» Task material
[start]

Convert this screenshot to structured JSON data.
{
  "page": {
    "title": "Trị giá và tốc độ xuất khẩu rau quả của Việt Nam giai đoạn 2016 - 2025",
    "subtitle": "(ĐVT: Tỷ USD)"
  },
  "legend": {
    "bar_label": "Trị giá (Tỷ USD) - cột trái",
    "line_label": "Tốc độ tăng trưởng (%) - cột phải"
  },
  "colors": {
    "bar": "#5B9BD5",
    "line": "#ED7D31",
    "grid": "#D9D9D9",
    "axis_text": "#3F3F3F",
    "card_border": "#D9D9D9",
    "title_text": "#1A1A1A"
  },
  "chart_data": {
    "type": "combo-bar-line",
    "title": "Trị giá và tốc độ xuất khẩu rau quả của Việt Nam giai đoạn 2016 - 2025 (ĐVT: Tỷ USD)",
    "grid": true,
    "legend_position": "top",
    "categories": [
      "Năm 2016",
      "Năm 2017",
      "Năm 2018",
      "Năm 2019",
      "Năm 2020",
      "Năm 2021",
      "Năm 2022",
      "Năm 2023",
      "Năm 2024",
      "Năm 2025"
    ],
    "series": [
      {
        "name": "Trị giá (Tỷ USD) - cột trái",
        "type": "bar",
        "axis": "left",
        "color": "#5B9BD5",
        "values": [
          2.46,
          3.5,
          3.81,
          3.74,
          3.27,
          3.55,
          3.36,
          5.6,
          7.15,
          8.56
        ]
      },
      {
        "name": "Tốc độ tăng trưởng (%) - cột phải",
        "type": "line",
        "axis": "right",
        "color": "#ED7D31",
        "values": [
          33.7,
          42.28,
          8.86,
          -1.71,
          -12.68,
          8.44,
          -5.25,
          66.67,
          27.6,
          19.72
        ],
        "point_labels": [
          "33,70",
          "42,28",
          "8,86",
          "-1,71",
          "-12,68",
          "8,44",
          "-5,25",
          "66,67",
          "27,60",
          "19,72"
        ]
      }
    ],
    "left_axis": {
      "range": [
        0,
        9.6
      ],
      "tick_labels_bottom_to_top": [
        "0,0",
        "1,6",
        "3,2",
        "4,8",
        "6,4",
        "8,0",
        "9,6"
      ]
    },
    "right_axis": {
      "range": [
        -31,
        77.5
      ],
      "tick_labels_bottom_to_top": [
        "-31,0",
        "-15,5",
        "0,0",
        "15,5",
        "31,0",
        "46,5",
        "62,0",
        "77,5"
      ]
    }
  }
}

[end]

» What you have to do
Determine how many lines of the data contain the word "type", and reply with that number only.

» Correct result
3